╭──

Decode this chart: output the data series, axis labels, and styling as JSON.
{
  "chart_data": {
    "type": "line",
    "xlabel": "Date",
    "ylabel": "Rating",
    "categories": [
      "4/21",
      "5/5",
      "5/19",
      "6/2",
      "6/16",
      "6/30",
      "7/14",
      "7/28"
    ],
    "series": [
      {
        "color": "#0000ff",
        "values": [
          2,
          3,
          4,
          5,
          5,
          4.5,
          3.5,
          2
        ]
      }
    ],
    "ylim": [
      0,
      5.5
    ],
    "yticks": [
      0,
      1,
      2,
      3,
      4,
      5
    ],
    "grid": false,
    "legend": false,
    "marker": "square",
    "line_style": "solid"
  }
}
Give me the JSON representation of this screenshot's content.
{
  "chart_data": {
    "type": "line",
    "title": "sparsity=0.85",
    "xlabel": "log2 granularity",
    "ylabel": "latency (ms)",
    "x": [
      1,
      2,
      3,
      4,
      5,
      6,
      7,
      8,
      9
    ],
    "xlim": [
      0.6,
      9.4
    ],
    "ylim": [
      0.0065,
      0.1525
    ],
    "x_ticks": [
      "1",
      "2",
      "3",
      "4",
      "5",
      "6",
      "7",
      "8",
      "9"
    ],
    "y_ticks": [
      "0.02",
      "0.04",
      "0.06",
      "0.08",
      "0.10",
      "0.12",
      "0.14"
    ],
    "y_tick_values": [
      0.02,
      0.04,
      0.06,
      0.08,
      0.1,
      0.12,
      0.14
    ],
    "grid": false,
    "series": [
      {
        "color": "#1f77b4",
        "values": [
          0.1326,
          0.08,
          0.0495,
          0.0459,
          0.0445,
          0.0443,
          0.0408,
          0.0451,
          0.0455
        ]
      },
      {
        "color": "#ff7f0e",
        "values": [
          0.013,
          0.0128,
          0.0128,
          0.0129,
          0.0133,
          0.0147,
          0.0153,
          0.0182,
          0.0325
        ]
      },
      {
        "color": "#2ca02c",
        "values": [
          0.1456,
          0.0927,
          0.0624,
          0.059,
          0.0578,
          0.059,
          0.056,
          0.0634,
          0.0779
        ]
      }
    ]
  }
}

╰──

Return each entry from the material above exactly as it appears.

**Reply to the task:**
Decode this chart: output the data series, axis labels, and styling as JSON.
{
  "chart_data": {
    "type": "line",
    "xlabel": "Date",
    "ylabel": "Rating",
    "categories": [
      "4/21",
      "5/5",
      "5/19",
      "6/2",
      "6/16",
      "6/30",
      "7/14",
      "7/28"
    ],
    "series": [
      {
        "color": "#0000ff",
        "values": [
          2,
          3,
          4,
          5,
          5,
          4.5,
          3.5,
          2
        ]
      }
    ],
    "ylim": [
      0,
      5.5
    ],
    "yticks": [
      0,
      1,
      2,
      3,
      4,
      5
    ],
    "grid": false,
    "legend": false,
    "marker": "square",
    "line_style": "solid"
  }
}
Give me the JSON representation of this screenshot's content.
{
  "chart_data": {
    "type": "line",
    "title": "sparsity=0.85",
    "xlabel": "log2 granularity",
    "ylabel": "latency (ms)",
    "x": [
      1,
      2,
      3,
      4,
      5,
      6,
      7,
      8,
      9
    ],
    "xlim": [
      0.6,
      9.4
    ],
    "ylim": [
      0.0065,
      0.1525
    ],
    "x_ticks": [
      "1",
      "2",
      "3",
      "4",
      "5",
      "6",
      "7",
      "8",
      "9"
    ],
    "y_ticks": [
      "0.02",
      "0.04",
      "0.06",
      "0.08",
      "0.10",
      "0.12",
      "0.14"
    ],
    "y_tick_values": [
      0.02,
      0.04,
      0.06,
      0.08,
      0.1,
      0.12,
      0.14
    ],
    "grid": false,
    "series": [
      {
        "color": "#1f77b4",
        "values": [
          0.1326,
          0.08,
          0.0495,
          0.0459,
          0.0445,
          0.0443,
          0.0408,
          0.0451,
          0.0455
        ]
      },
      {
        "color": "#ff7f0e",
        "values": [
          0.013,
          0.0128,
          0.0128,
          0.0129,
          0.0133,
          0.0147,
          0.0153,
          0.0182,
          0.0325
        ]
      },
      {
        "color": "#2ca02c",
        "values": [
          0.1456,
          0.0927,
          0.0624,
          0.059,
          0.0578,
          0.059,
          0.056,
          0.0634,
          0.0779
        ]
      }
    ]
  }
}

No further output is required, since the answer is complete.